## AIM OF THE EXERCISE
Report how many lines contain the word "Zielgruppe", with no other text.

begin GIVEN INFORMATION

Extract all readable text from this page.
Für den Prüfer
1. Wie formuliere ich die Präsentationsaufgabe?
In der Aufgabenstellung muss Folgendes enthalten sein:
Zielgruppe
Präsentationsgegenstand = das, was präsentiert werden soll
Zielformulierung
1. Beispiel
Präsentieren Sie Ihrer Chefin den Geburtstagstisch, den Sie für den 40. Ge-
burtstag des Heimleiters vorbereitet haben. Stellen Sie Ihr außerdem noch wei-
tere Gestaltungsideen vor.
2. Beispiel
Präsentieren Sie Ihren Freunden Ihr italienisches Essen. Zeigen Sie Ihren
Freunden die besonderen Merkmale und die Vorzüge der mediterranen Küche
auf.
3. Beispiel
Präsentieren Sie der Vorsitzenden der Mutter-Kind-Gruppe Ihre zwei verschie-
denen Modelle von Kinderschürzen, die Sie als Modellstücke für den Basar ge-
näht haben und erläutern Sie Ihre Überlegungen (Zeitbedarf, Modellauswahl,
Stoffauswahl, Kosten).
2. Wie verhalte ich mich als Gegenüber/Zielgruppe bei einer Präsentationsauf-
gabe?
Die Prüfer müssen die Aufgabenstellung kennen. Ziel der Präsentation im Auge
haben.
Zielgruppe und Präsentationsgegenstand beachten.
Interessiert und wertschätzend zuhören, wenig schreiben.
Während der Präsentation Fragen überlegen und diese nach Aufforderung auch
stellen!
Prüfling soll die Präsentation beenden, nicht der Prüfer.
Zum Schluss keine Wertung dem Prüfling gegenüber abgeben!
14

end GIVEN INFORMATION

## OUTPUT FOR THIS EXERCISE
3